■ EXTRAIT DE TEXTE:
↓↓↓
L'examen de la structure de ce commerce extérieur appelle plusieurs commentaires. D'abord, il rappelle la très haute dépendance du Japon vis-à-vis de l'extérieur : tant au niveau du ravitaillement en matières premières et sources énergétiques que pour les débouchés des produits japonais à forte valeur ajoutée. Ensuite, le caractère largement bénéficiaire du commerce extérieur souligne l'efficacité du commerce japonais qui s'explique à la fois par l'aide de l'Etat aux exportations (et ce, depuis le début du siècle) et par l'efficacité très poussée des maisons de commerce (sôgo shôsha) qui prospectent les marchés étrangers pour chaque secteur et branche de l'économie japonaise.
Mais l'examen de la structure du commerce extérieur japonais témoigne surtout de la structure de l'économie japonaise : le Japon était littéralement devenu un pays atelier. Il a besoin de vendre pour acheter les matières premières indispensables à son industrie et pour continuer à produire. Cette situation résulte de la volonté des gouvernements japonais de faire de leur pays une grande puissance industrielle malgré la faiblesse éclatante des ressources naturelles.
Outre la volonté étatique, le succès économique du Japon repose également sur la forte concentration industrielle : les zaikai, puissants groupes d'affaires privés à la fois bancaires et industriels dominent et conditionnent l'économie nationale.
Depuis les années 1970 et le réveil des NPI, le Japon a vu ses produits concurrencés par les produits de bas de gamme des nouvelles puissances industrielles du Tiers Monde. Confronté à l'affaiblissement des branches qui ont traditionnellement fait son essor, le Japon s'est alors tourné vers les secteurs de pointe et a engagé des capitaux considérables en recherche et développement. Le Japon, jusqu'alors imitateur de l'Occident a délégué ces fonctions aux NPI et devient un pôle de développement scientifique important. Il occupe désormais un rôle prééminent dans les technologies de pointe telles l'électronique, l'informatique ou les biotechnologies. Le Japon est désormais un des pays du monde qui consacrent la plus forte part de leur PIB à la R&D (3% du PIB) ; il y a aujourd'hui près de 9 actifs sur 1000 qui sont des scientifiques. Ancien pays atelier, le Japon transfère désormais les fabrications à faible valeur ajoutée vers les pays à bas salaires. Cependant, malgré la concurrence des NPI, les industries de base (comme la sidérurgie) représentent encore plus de 25% de la production industrielle.
↑↑↑
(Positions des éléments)
↓↓↓
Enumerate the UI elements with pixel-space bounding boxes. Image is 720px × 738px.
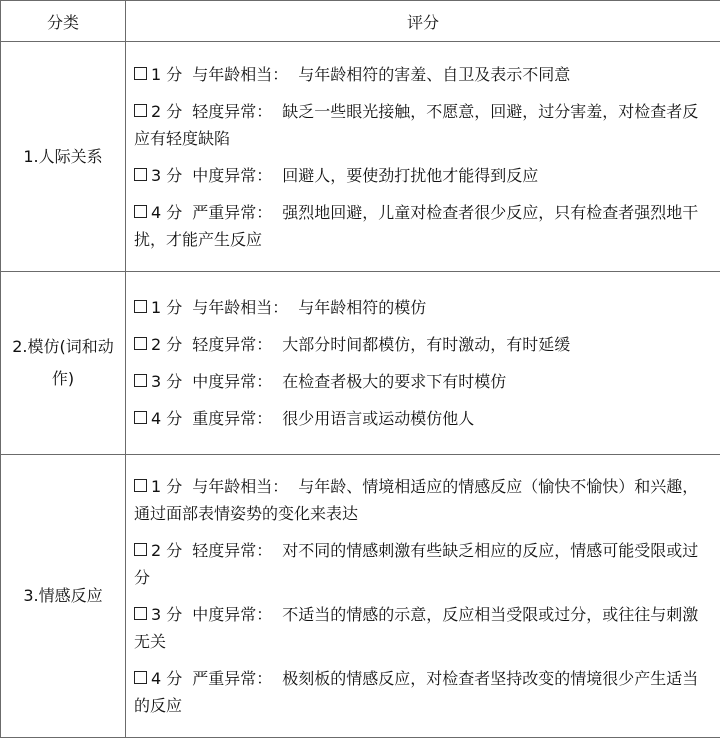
level-label: 中度异常： [192, 372, 272, 391]
table-row [1, 42, 720, 272]
level-label: 严重异常： [192, 669, 272, 688]
score-option [134, 289, 714, 326]
score-option [134, 468, 714, 532]
level-description: 极刻板的情感反应，对检查者坚持改变的情境很少产生适当的反应 [134, 669, 698, 715]
checkbox-icon [134, 337, 147, 350]
score-value: 1 分 [151, 477, 182, 496]
level-description: 缺乏一些眼光接触，不愿意，回避，过分害羞，对检查者反应有轻度缺陷 [134, 102, 698, 148]
checkbox-icon [134, 543, 147, 556]
score-option [134, 596, 714, 660]
score-value: 3 分 [151, 605, 182, 624]
level-description: 大部分时间都模仿，有时激动，有时延缓 [282, 335, 570, 354]
score-option [134, 157, 714, 194]
checkbox-icon [134, 411, 147, 424]
score-option [134, 93, 714, 157]
category-cell: 2.模仿(词和动作) [1, 272, 126, 455]
score-value: 2 分 [151, 102, 182, 121]
score-options-cell [126, 42, 720, 272]
score-option [134, 363, 714, 400]
header-row [1, 1, 720, 42]
score-option [134, 532, 714, 596]
header-category: 分类 [1, 1, 126, 42]
score-value: 2 分 [151, 335, 182, 354]
level-label: 轻度异常： [192, 335, 272, 354]
level-label: 严重异常： [192, 203, 272, 222]
score-option [134, 194, 714, 258]
level-description: 很少用语言或运动模仿他人 [282, 409, 474, 428]
header-score: 评分 [126, 1, 720, 42]
level-label: 轻度异常： [192, 541, 272, 560]
checkbox-icon [134, 67, 147, 80]
level-description: 对不同的情感刺激有些缺乏相应的反应，情感可能受限或过分 [134, 541, 698, 587]
level-description: 在检查者极大的要求下有时模仿 [282, 372, 506, 391]
score-option [134, 660, 714, 724]
level-label: 中度异常： [192, 605, 272, 624]
level-label: 轻度异常： [192, 102, 272, 121]
level-description: 与年龄、情境相适应的情感反应（愉快不愉快）和兴趣，通过面部表情姿势的变化来表达 [134, 477, 698, 523]
score-option [134, 400, 714, 437]
level-label: 重度异常： [192, 409, 272, 428]
checkbox-icon [134, 104, 147, 117]
score-option [134, 326, 714, 363]
score-value: 4 分 [151, 409, 182, 428]
checkbox-icon [134, 168, 147, 181]
level-label: 与年龄相当： [192, 477, 288, 496]
checkbox-icon [134, 205, 147, 218]
level-label: 与年龄相当： [192, 298, 288, 317]
checkbox-icon [134, 374, 147, 387]
score-value: 3 分 [151, 372, 182, 391]
category-cell: 1.人际关系 [1, 42, 126, 272]
category-cell: 3.情感反应 [1, 455, 126, 738]
level-description: 与年龄相符的模仿 [298, 298, 426, 317]
score-value: 4 分 [151, 669, 182, 688]
table-row [1, 455, 720, 738]
score-options-cell [126, 455, 720, 738]
score-value: 1 分 [151, 65, 182, 84]
score-value: 1 分 [151, 298, 182, 317]
score-value: 3 分 [151, 166, 182, 185]
level-label: 与年龄相当： [192, 65, 288, 84]
checkbox-icon [134, 300, 147, 313]
checkbox-icon [134, 671, 147, 684]
level-description: 不适当的情感的示意，反应相当受限或过分，或往往与刺激无关 [134, 605, 698, 651]
checkbox-icon [134, 607, 147, 620]
score-value: 2 分 [151, 541, 182, 560]
table-row [1, 272, 720, 455]
score-options-cell [126, 272, 720, 455]
score-value: 4 分 [151, 203, 182, 222]
level-description: 与年龄相符的害羞、自卫及表示不同意 [298, 65, 570, 84]
level-description: 强烈地回避，儿童对检查者很少反应，只有检查者强烈地干扰，才能产生反应 [134, 203, 698, 249]
level-description: 回避人，要使劲打扰他才能得到反应 [282, 166, 538, 185]
checkbox-icon [134, 479, 147, 492]
level-label: 中度异常： [192, 166, 272, 185]
score-option [134, 56, 714, 93]
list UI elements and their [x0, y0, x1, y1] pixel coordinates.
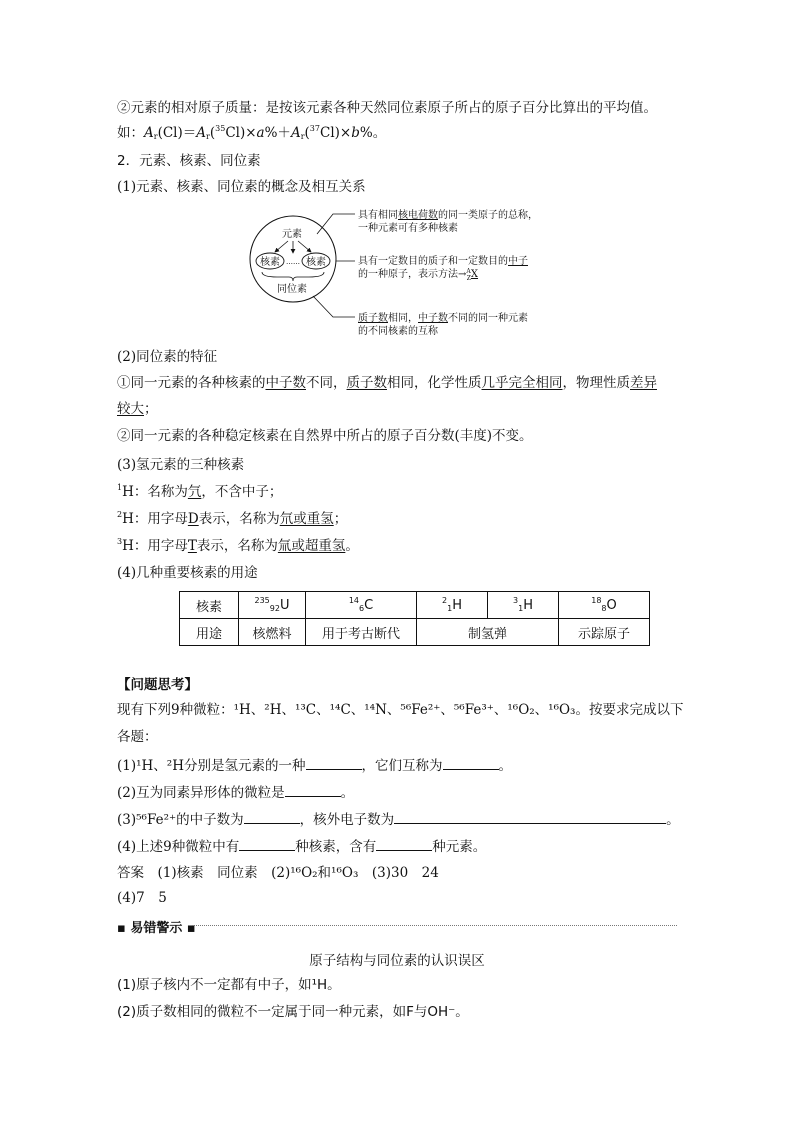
label-tongweisu: 同位素	[277, 284, 307, 295]
cell-o18: $^{18}_8$O	[559, 592, 650, 619]
note2-line2: 的一种原子，表示方法→$^A$ ZX	[358, 268, 479, 282]
label-dots: ……	[286, 258, 300, 266]
question-intro-line2: 各题：	[117, 729, 158, 745]
line-ar-formula: 如：$A_r(Cl)=A_r(^{35}Cl)\times a\%+A_r(^{37}Cl)\times b\%$。	[117, 124, 387, 141]
warning-title: 原子结构与同位素的认识误区	[309, 953, 485, 969]
answer-line2: (4)7 5	[117, 890, 167, 906]
label-yuansu: 元素	[282, 229, 302, 240]
hydrogen-2: $^2$H：用字母D表示，名称为氘或重氢；	[117, 510, 348, 527]
warning-item-1: (1)原子核内不一定都有中子，如¹H。	[117, 977, 341, 993]
nuclide-table	[179, 591, 650, 646]
question-4: (4)上述9种微粒中有 种核素，含有 种元素。	[117, 839, 487, 855]
subheading-4: (4)几种重要核素的用途	[117, 565, 258, 581]
leader-3	[313, 296, 355, 317]
question-2: (2)互为同素异形体的微粒是 。	[117, 785, 355, 801]
line-relative-atomic-mass: ②元素的相对原子质量：是按该元素各种天然同位素原子所占的原子百分比算出的平均值。	[117, 100, 657, 116]
blank-1[interactable]	[306, 757, 362, 770]
arrow-left	[275, 241, 288, 252]
cell-use-u: 核燃料	[239, 619, 306, 646]
table-row	[180, 619, 650, 646]
cell-use-c: 用于考古断代	[306, 619, 417, 646]
leader-1	[317, 214, 355, 234]
cell-h3: $^3_1$H	[488, 592, 559, 619]
blank-2[interactable]	[443, 757, 499, 770]
note3-line1: 质子数相同，中子数不同的同一种元素	[358, 313, 528, 324]
blank-7[interactable]	[376, 838, 432, 851]
label-hesu-left: 核素	[260, 257, 280, 268]
feature-2: ②同一元素的各种稳定核素在自然界中所占的原子百分数(丰度)不变。	[117, 428, 533, 444]
warning-divider	[192, 925, 677, 926]
cell-h2: $^2_1$H	[417, 592, 488, 619]
cell-use-h: 制氢弹	[417, 619, 559, 646]
note2-line1: 具有一定数目的质子和一定数目的中子	[358, 256, 528, 267]
warning-item-2: (2)质子数相同的微粒不一定属于同一种元素，如F与OH⁻。	[117, 1004, 469, 1020]
note1-line2: 一种元素可有多种核素	[358, 223, 458, 234]
label-hesu-right: 核素	[306, 257, 326, 268]
warning-bar	[117, 916, 677, 936]
oval-left	[256, 253, 284, 269]
question-intro-line1: 现有下列9种微粒：¹H、²H、¹³C、¹⁴C、¹⁴N、⁵⁶Fe²⁺、⁵⁶Fe³⁺、¹⁶O₂、¹⁶O₃。按要求完成以下	[117, 702, 684, 718]
note1-line1: 具有相同核电荷数的同一类原子的总称，	[358, 210, 538, 221]
oval-right	[302, 253, 330, 269]
subheading-1: (1)元素、核素、同位素的概念及相互关系	[117, 179, 366, 195]
question-1: (1)¹H、²H分别是氢元素的一种 ，它们互称为 。	[117, 758, 512, 774]
subheading-2: (2)同位素的特征	[117, 349, 218, 365]
blank-3[interactable]	[285, 784, 341, 797]
note3-line2: 的不同核素的互称	[358, 326, 438, 337]
answer-line1: 答案 (1)核素 同位素 (2)¹⁶O₂和¹⁶O₃ (3)30 24	[117, 865, 439, 881]
cell-c14: $^{14}_6$C	[306, 592, 417, 619]
cell-label-use: 用途	[180, 619, 239, 646]
arrow-right	[298, 241, 311, 252]
warning-label: ▪ 易错警示 ▪	[117, 921, 196, 936]
outer-circle	[250, 216, 336, 302]
section-heading-2: 2．元素、核素、同位素	[117, 153, 261, 169]
hydrogen-3: $^3$H：用字母T表示，名称为氚或超重氢。	[117, 537, 359, 554]
table-row	[180, 592, 650, 619]
question-3: (3)⁵⁶Fe²⁺的中子数为 ，核外电子数为 。	[117, 812, 680, 828]
question-title: 【问题思考】	[117, 677, 198, 693]
hydrogen-1: $^1$H：名称为氕，不含中子；	[117, 483, 283, 500]
cell-u235: $^{235}_{92}$U	[239, 592, 306, 619]
subheading-3: (3)氢元素的三种核素	[117, 457, 245, 473]
cell-use-o: 示踪原子	[559, 619, 650, 646]
brace	[262, 272, 324, 281]
feature-1-line1: ①同一元素的各种核素的中子数不同，质子数相同，化学性质几乎完全相同，物理性质差异	[117, 375, 657, 391]
blank-6[interactable]	[239, 838, 295, 851]
blank-4[interactable]	[244, 811, 300, 824]
blank-5[interactable]	[394, 811, 666, 824]
feature-1-line2: 较大；	[117, 401, 158, 417]
cell-label-nuclide: 核素	[180, 592, 239, 619]
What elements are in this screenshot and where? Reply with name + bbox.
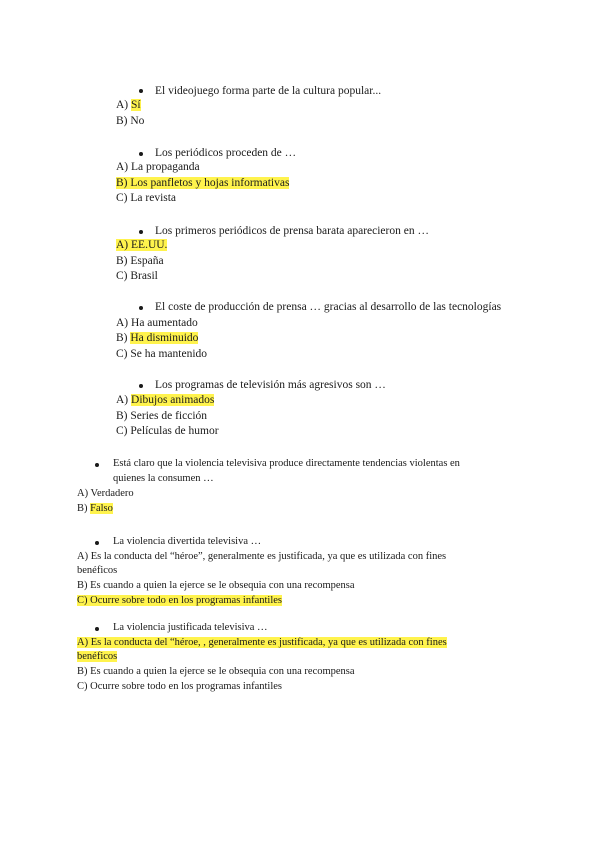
q7-option-a-line2: benéficos (77, 565, 118, 576)
q8-option-a-line2: benéficos (77, 651, 118, 662)
q8-option-c: C) Ocurre sobre todo en los programas infantiles (77, 681, 282, 692)
bullet-icon (139, 230, 143, 234)
bullet-icon (139, 306, 143, 310)
question-6-text-line1: Está claro que la violencia televisiva produce directamente tendencias violentas en (113, 458, 460, 469)
q2-option-b: B) Los panfletos y hojas informativas (116, 177, 290, 189)
q3-option-b: B) España (116, 255, 164, 267)
question-8-text: La violencia justificada televisiva … (113, 622, 268, 633)
q7-option-c: C) Ocurre sobre todo en los programas infantiles (77, 595, 282, 606)
bullet-icon (139, 384, 143, 388)
q7-option-b: B) Es cuando a quien la ejerce se le obsequia con una recompensa (77, 580, 355, 591)
q6-option-b: B) Falso (77, 503, 113, 514)
q6-option-a: A) Verdadero (77, 488, 134, 499)
q3-option-c: C) Brasil (116, 270, 158, 282)
q2-option-c: C) La revista (116, 192, 177, 204)
question-5-text: Los programas de televisión más agresivos son … (155, 379, 386, 391)
question-1-text: El videojuego forma parte de la cultura popular... (155, 85, 382, 97)
question-7-text: La violencia divertida televisiva … (113, 536, 262, 547)
bullet-icon (139, 152, 143, 156)
q4-option-b: B) Ha disminuido (116, 332, 199, 344)
q8-option-b: B) Es cuando a quien la ejerce se le obsequia con una recompensa (77, 666, 355, 677)
q1-option-a: A) Sí (116, 99, 141, 111)
bullet-icon (139, 89, 143, 93)
q7-option-a-line1: A) Es la conducta del “héroe”, generalmente es justificada, ya que es utilizada con fines (77, 551, 447, 562)
q8-option-a-line1: A) Es la conducta del “héroe, , generalmente es justificada, ya que es utilizada con fines (77, 637, 447, 648)
question-4-text: El coste de producción de prensa … gracias al desarrollo de las tecnologías (155, 301, 502, 313)
q4-option-a: A) Ha aumentado (116, 317, 198, 329)
q5-option-c: C) Películas de humor (116, 425, 219, 437)
q4-option-c: C) Se ha mantenido (116, 348, 208, 360)
q1-option-b: B) No (116, 115, 145, 127)
question-3-text: Los primeros periódicos de prensa barata aparecieron en … (155, 225, 429, 237)
q3-option-a: A) EE.UU. (116, 239, 168, 251)
bullet-icon (95, 541, 99, 545)
question-2-text: Los periódicos proceden de … (155, 147, 297, 159)
question-6-text-line2: quienes la consumen … (113, 473, 214, 484)
q2-option-a: A) La propaganda (116, 161, 200, 173)
q5-option-b: B) Series de ficción (116, 410, 208, 422)
bullet-icon (95, 463, 99, 467)
q5-option-a: A) Dibujos animados (116, 394, 215, 406)
bullet-icon (95, 627, 99, 631)
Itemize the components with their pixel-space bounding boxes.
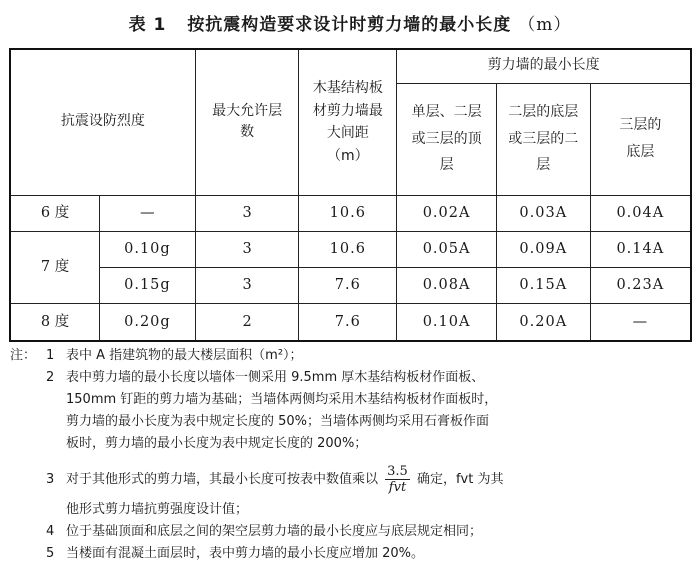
- fraction-formula: [385, 464, 410, 495]
- table-row: [10, 195, 691, 231]
- cell-v1: 0.05A: [397, 231, 497, 267]
- header-seismic-degree: 抗震设防烈度: [10, 49, 195, 195]
- cell-accel: 0.10g: [100, 231, 196, 267]
- note-index: 4: [46, 524, 55, 539]
- cell-degree: 8 度: [10, 303, 100, 341]
- cell-floors: 3: [195, 231, 299, 267]
- cell-degree: 6 度: [10, 195, 100, 231]
- note-5: [10, 543, 690, 565]
- table-title-text: 按抗震构造要求设计时剪力墙的最小长度: [187, 15, 512, 35]
- cell-floors: 2: [195, 303, 299, 341]
- cell-floors: 3: [195, 267, 299, 303]
- note-1: [10, 345, 690, 367]
- cell-v1: 0.02A: [397, 195, 497, 231]
- note-4: [10, 521, 690, 543]
- header-col-two: 二层的底层或三层的二层: [496, 83, 590, 195]
- cell-v1: 0.08A: [397, 267, 497, 303]
- note-line: [66, 461, 690, 499]
- note-text: 表中 A 指建筑物的最大楼层面积（m²）；: [66, 348, 303, 363]
- table-title-unit: （m）: [518, 15, 572, 35]
- fraction-denominator: fvt: [388, 480, 407, 495]
- note-fragment: 对于其他形式的剪力墙，其最小长度可按表中数值乘以: [66, 472, 379, 487]
- cell-v1: 0.10A: [397, 303, 497, 341]
- note-index: 5: [46, 546, 55, 561]
- table-row: [10, 267, 691, 303]
- cell-spacing: 10.6: [299, 195, 397, 231]
- cell-accel: 0.20g: [100, 303, 196, 341]
- cell-v3: 0.04A: [590, 195, 691, 231]
- table-row: [10, 231, 691, 267]
- note-line: 表中剪力墙的最小长度以墙体一侧采用 9.5mm 厚木基结构板材作面板、: [66, 370, 485, 385]
- note-text: 位于基础顶面和底层之间的架空层剪力墙的最小长度应与底层规定相同；: [66, 524, 483, 539]
- note-index: 3: [46, 472, 55, 487]
- note-text: [66, 461, 690, 521]
- note-fragment: 确定，fvt 为其: [416, 472, 504, 487]
- header-col-single: 单层、二层或三层的顶层: [397, 83, 497, 195]
- note-index: 1: [46, 348, 55, 363]
- note-line: 150mm 钉距的剪力墙为基础；当墙体两侧均采用木基结构板材作面板时，: [66, 392, 498, 407]
- cell-v2: 0.03A: [496, 195, 590, 231]
- header-col-three: 三层的底层: [590, 83, 691, 195]
- cell-v2: 0.15A: [496, 267, 590, 303]
- table-number: 表 1: [128, 15, 167, 35]
- table-notes: [10, 345, 690, 565]
- cell-spacing: 10.6: [299, 231, 397, 267]
- note-line: 剪力墙的最小长度为表中规定长度的 50%；当墙体两侧均采用石膏板作面: [66, 414, 490, 429]
- note-line: 板时，剪力墙的最小长度为表中规定长度的 200%；: [66, 436, 368, 451]
- cell-v3: —: [590, 303, 691, 341]
- note-2: [10, 367, 690, 455]
- header-max-spacing: 木基结构板材剪力墙最大间距（m）: [299, 49, 397, 195]
- fraction-numerator: 3.5: [387, 464, 408, 479]
- cell-floors: 3: [195, 195, 299, 231]
- cell-accel: —: [100, 195, 196, 231]
- cell-degree: 7 度: [10, 231, 100, 303]
- note-text: 当楼面有混凝土面层时，表中剪力墙的最小长度应增加 20%。: [66, 546, 425, 561]
- cell-v2: 0.20A: [496, 303, 590, 341]
- table-row: [10, 303, 691, 341]
- cell-v2: 0.09A: [496, 231, 590, 267]
- cell-spacing: 7.6: [299, 303, 397, 341]
- header-max-floors: 最大允许层数: [195, 49, 299, 195]
- note-text: [66, 367, 690, 455]
- cell-v3: 0.14A: [590, 231, 691, 267]
- table-title: [0, 10, 700, 35]
- cell-spacing: 7.6: [299, 267, 397, 303]
- cell-v3: 0.23A: [590, 267, 691, 303]
- note-index: 2: [46, 370, 55, 385]
- notes-label: 注：: [10, 348, 37, 363]
- header-min-length-group: 剪力墙的最小长度: [397, 49, 691, 83]
- cell-accel: 0.15g: [100, 267, 196, 303]
- shear-wall-table: [9, 48, 692, 342]
- note-line: 他形式剪力墙抗剪强度设计值；: [66, 502, 249, 517]
- note-3: [10, 461, 690, 521]
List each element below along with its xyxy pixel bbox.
↑↑↑
■ EXERCICE COURT A: Recopiez, dans le texte sur le commerce extérieur japonais, le passage compris entre « L'examen de la structure de » et « de l'économie japonaise. », ces deux bornes incluses.
■ EXERCICE COURT B: Rédigez la suite du texte sur l'économie japonaise en partant de sa dernière phrase.

■ CORRIGÉ A:
L'examen de la structure de ce commerce extérieur appelle plusieurs commentaires. D'abord, il rappelle la très haute dépendance du Japon vis-à-vis de l'extérieur : tant au niveau du ravitaillement en matières premières et sources énergétiques que pour les débouchés des produits japonais à forte valeur ajoutée. Ensuite, le caractère largement bénéficiaire du commerce extérieur souligne l'efficacité du commerce japonais qui s'explique à la fois par l'aide de l'Etat aux exportations (et ce, depuis le début du siècle) et par l'efficacité très poussée des maisons de commerce (sôgo shôsha) qui prospectent les marchés étrangers pour chaque secteur et branche de l'économie japonaise.

■ CORRIGÉ B:
Le Japon est devenu au cours des années le pays le plus riche du monde, détenteur d'un tiers de la fortune mondiale. Il est donc naturellement devenu un des plus grands pôles financiers avec la Bourse de Tokyo. Cependant, la crise asiatique de juillet 1997 a montré les risques de la puissance financière.
Une autre mutation majeure du Japon réside dans les liens nouveaux qu'il tisse avec ses voisins. Des flux commerciaux de plus en plus intenses se développent entre les pays de l'Asie du Sud-Est avec des flux de produits bruts dans un sens et des produits manufacturés de l'autre. Le Japon est devenu un des partenaires économiques principaux des pays de l'Asie du Sud-Est en leur achetant des matières premières et en leur revendant des biens d'équipement. Il a aussi délocalisé une partie de sa production en créant des filiales étrangères ou en s'appuyant sur les entreprises locales. L'investissement japonais est donc un des moteurs du développement de l'Asie du Sud-Est.
Les flux financiers sont encore plus importants. D'où une intégration financière de plus en plus poussée qui n'est pas sans risque comme en témoigne la généralisation de la crise asiatique à toute l'Asie du Sud-Est.
Cependant, la coopération économique du Japon avec les pays du Sud-Est asiatique se heurte à des difficultés liées à l'Histoire. Ces derniers, victimes de la dure occupation japonaise redoutent maintenant l'impérialisme économique japonais. Les relations tendues avec la Corée du Sud, voisin le plus proche témoignent de ces difficultés. Le Japon devra donc s'ingénier à faire oublier ce lourd héritage du passé.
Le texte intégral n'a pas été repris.